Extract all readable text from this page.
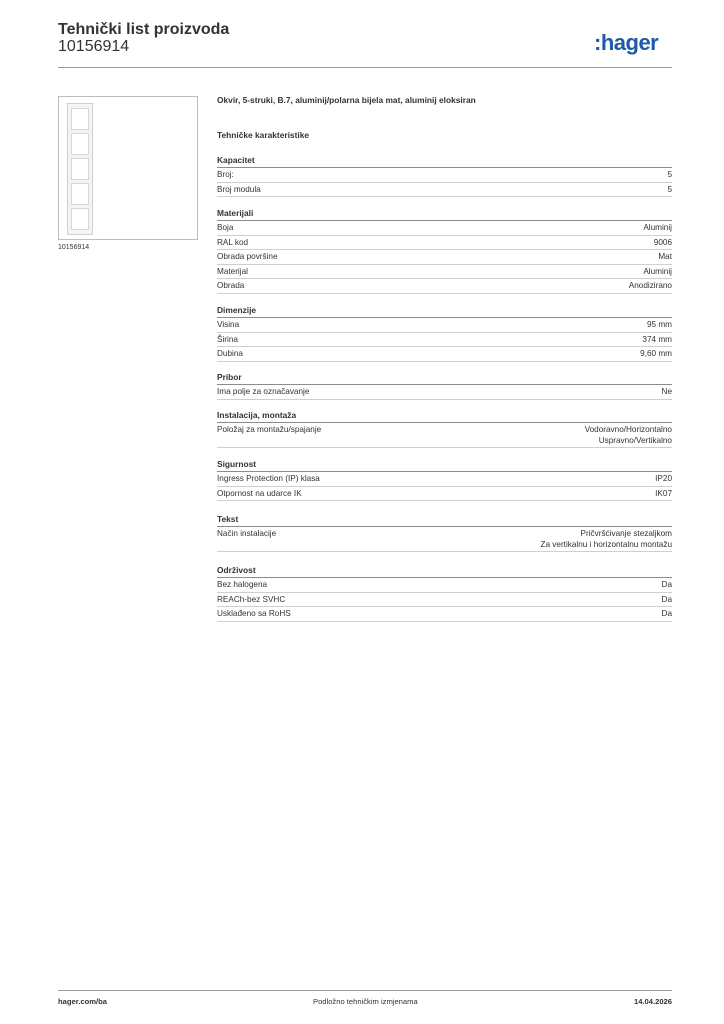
Tehnički list proizvoda
10156914	:hager
10156914
Okvir, 5-struki, B.7, aluminij/polarna bijela mat, aluminij eloksiran
Tehničke karakteristike
Kapacitet
Broj:	5
Broj modula	5
Materijali
Boja	Aluminij
RAL kod	9006
Obrada površine	Mat
Materijal	Aluminij
Obrada	Anodizirano
Dimenzije
Visina	95 mm
Širina	374 mm
Dubina	9,60 mm
Pribor
Ima polje za označavanje	Ne
Instalacija, montaža
Položaj za montažu/spajanje	Vodoravno/Horizontalno
Uspravno/Vertikalno
Sigurnost
Ingress Protection (IP) klasa	IP20
Otpornost na udarce IK	IK07
Tekst
Način instalacije	Pričvršćivanje stezaljkom
Za vertikalnu i horizontalnu montažu
Održivost
Bez halogena	Da
REACh-bez SVHC	Da
Usklađeno sa RoHS	Da
hager.com/ba	Podložno tehničkim izmjenama	14.04.2026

....

Exercise requirements:
Reproduce all of the entries word for word, skipping any pictures they hold.

Written answer:
Extract all readable text from this page.
Tehnički list proizvoda
10156914	:hager
10156914
Okvir, 5-struki, B.7, aluminij/polarna bijela mat, aluminij eloksiran
Tehničke karakteristike
Kapacitet
Broj:	5
Broj modula	5
Materijali
Boja	Aluminij
RAL kod	9006
Obrada površine	Mat
Materijal	Aluminij
Obrada	Anodizirano
Dimenzije
Visina	95 mm
Širina	374 mm
Dubina	9,60 mm
Pribor
Ima polje za označavanje	Ne
Instalacija, montaža
Položaj za montažu/spajanje	Vodoravno/Horizontalno
Uspravno/Vertikalno
Sigurnost
Ingress Protection (IP) klasa	IP20
Otpornost na udarce IK	IK07
Tekst
Način instalacije	Pričvršćivanje stezaljkom
Za vertikalnu i horizontalnu montažu
Održivost
Bez halogena	Da
REACh-bez SVHC	Da
Usklađeno sa RoHS	Da
hager.com/ba	Podložno tehničkim izmjenama	14.04.2026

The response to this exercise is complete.